[Source data]

· · · · · · ·

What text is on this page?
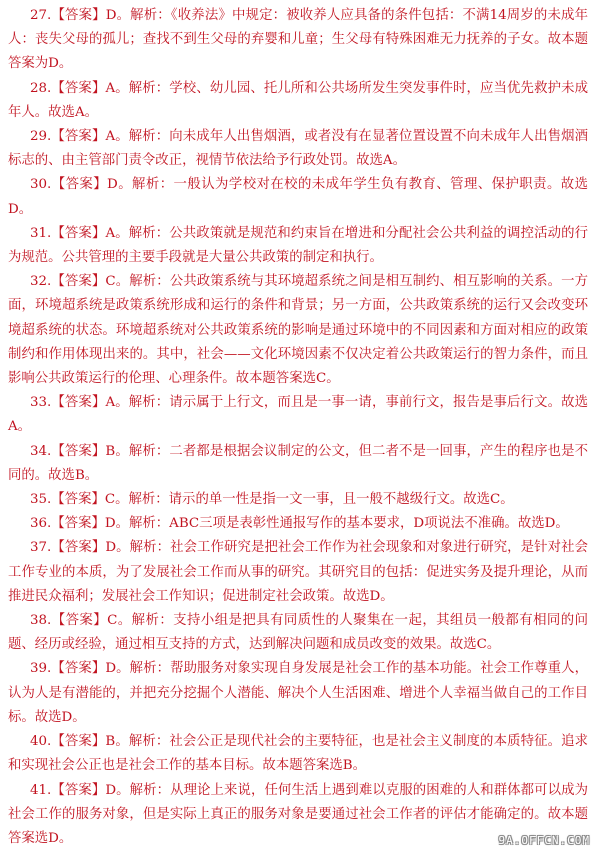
27.【答案】D。解析：《收养法》中规定：被收养人应具备的条件包括：不满14周岁的未成年人：丧失父母的孤儿；查找不到生父母的弃婴和儿童；生父母有特殊困难无力抚养的子女。故本题答案为D。

28.【答案】A。解析：学校、幼儿园、托儿所和公共场所发生突发事件时，应当优先救护未成年人。故选A。

29.【答案】A。解析：向未成年人出售烟酒，或者没有在显著位置设置不向未成年人出售烟酒标志的、由主管部门责令改正，视情节依法给予行政处罚。故选A。

30.【答案】D。解析：一般认为学校对在校的未成年学生负有教育、管理、保护职责。故选D。

31.【答案】A。解析：公共政策就是规范和约束旨在增进和分配社会公共利益的调控活动的行为规范。公共管理的主要手段就是大量公共政策的制定和执行。

32.【答案】C。解析：公共政策系统与其环境超系统之间是相互制约、相互影响的关系。一方面，环境超系统是政策系统形成和运行的条件和背景；另一方面，公共政策系统的运行又会改变环境超系统的状态。环境超系统对公共政策系统的影响是通过环境中的不同因素和方面对相应的政策制约和作用体现出来的。其中，社会——文化环境因素不仅决定着公共政策运行的智力条件，而且影响公共政策运行的伦理、心理条件。故本题答案选C。

33.【答案】A。解析：请示属于上行文，而且是一事一请，事前行文，报告是事后行文。故选A。

34.【答案】B。解析：二者都是根据会议制定的公文，但二者不是一回事，产生的程序也是不同的。故选B。

35.【答案】C。解析：请示的单一性是指一文一事，且一般不越级行文。故选C。

36.【答案】D。解析：ABC三项是表彰性通报写作的基本要求，D项说法不准确。故选D。

37.【答案】D。解析：社会工作研究是把社会工作作为社会现象和对象进行研究，是针对社会工作专业的本质，为了发展社会工作而从事的研究。其研究目的包括：促进实务及提升理论，从而推进民众福利；发展社会工作知识；促进制定社会政策。故选D。

38.【答案】C。解析：支持小组是把具有同质性的人聚集在一起，其组员一般都有相同的问题、经历或经验，通过相互支持的方式，达到解决问题和成员改变的效果。故选C。

39.【答案】D。解析：帮助服务对象实现自身发展是社会工作的基本功能。社会工作尊重人，认为人是有潜能的，并把充分挖掘个人潜能、解决个人生活困难、增进个人幸福当做自己的工作目标。故选D。

40.【答案】B。解析：社会公正是现代社会的主要特征，也是社会主义制度的本质特征。追求和实现社会公正也是社会工作的基本目标。故本题答案选B。

41.【答案】D。解析：从理论上来说，任何生活上遇到难以克服的困难的人和群体都可以成为社会工作的服务对象，但是实际上真正的服务对象是要通过社会工作者的评估才能确定的。故本题答案选D。	9A.OFFCN.COM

· · · · · · ·

### [Set task]
Repeat the material above verbatim. Leave the pictures behind.

### [Solution to the exercise]
What text is on this page?
27.【答案】D。解析：《收养法》中规定：被收养人应具备的条件包括：不满14周岁的未成年人：丧失父母的孤儿；查找不到生父母的弃婴和儿童；生父母有特殊困难无力抚养的子女。故本题答案为D。

28.【答案】A。解析：学校、幼儿园、托儿所和公共场所发生突发事件时，应当优先救护未成年人。故选A。

29.【答案】A。解析：向未成年人出售烟酒，或者没有在显著位置设置不向未成年人出售烟酒标志的、由主管部门责令改正，视情节依法给予行政处罚。故选A。

30.【答案】D。解析：一般认为学校对在校的未成年学生负有教育、管理、保护职责。故选D。

31.【答案】A。解析：公共政策就是规范和约束旨在增进和分配社会公共利益的调控活动的行为规范。公共管理的主要手段就是大量公共政策的制定和执行。

32.【答案】C。解析：公共政策系统与其环境超系统之间是相互制约、相互影响的关系。一方面，环境超系统是政策系统形成和运行的条件和背景；另一方面，公共政策系统的运行又会改变环境超系统的状态。环境超系统对公共政策系统的影响是通过环境中的不同因素和方面对相应的政策制约和作用体现出来的。其中，社会——文化环境因素不仅决定着公共政策运行的智力条件，而且影响公共政策运行的伦理、心理条件。故本题答案选C。

33.【答案】A。解析：请示属于上行文，而且是一事一请，事前行文，报告是事后行文。故选A。

34.【答案】B。解析：二者都是根据会议制定的公文，但二者不是一回事，产生的程序也是不同的。故选B。

35.【答案】C。解析：请示的单一性是指一文一事，且一般不越级行文。故选C。

36.【答案】D。解析：ABC三项是表彰性通报写作的基本要求，D项说法不准确。故选D。

37.【答案】D。解析：社会工作研究是把社会工作作为社会现象和对象进行研究，是针对社会工作专业的本质，为了发展社会工作而从事的研究。其研究目的包括：促进实务及提升理论，从而推进民众福利；发展社会工作知识；促进制定社会政策。故选D。

38.【答案】C。解析：支持小组是把具有同质性的人聚集在一起，其组员一般都有相同的问题、经历或经验，通过相互支持的方式，达到解决问题和成员改变的效果。故选C。

39.【答案】D。解析：帮助服务对象实现自身发展是社会工作的基本功能。社会工作尊重人，认为人是有潜能的，并把充分挖掘个人潜能、解决个人生活困难、增进个人幸福当做自己的工作目标。故选D。

40.【答案】B。解析：社会公正是现代社会的主要特征，也是社会主义制度的本质特征。追求和实现社会公正也是社会工作的基本目标。故本题答案选B。

41.【答案】D。解析：从理论上来说，任何生活上遇到难以克服的困难的人和群体都可以成为社会工作的服务对象，但是实际上真正的服务对象是要通过社会工作者的评估才能确定的。故本题答案选D。	9A.OFFCN.COM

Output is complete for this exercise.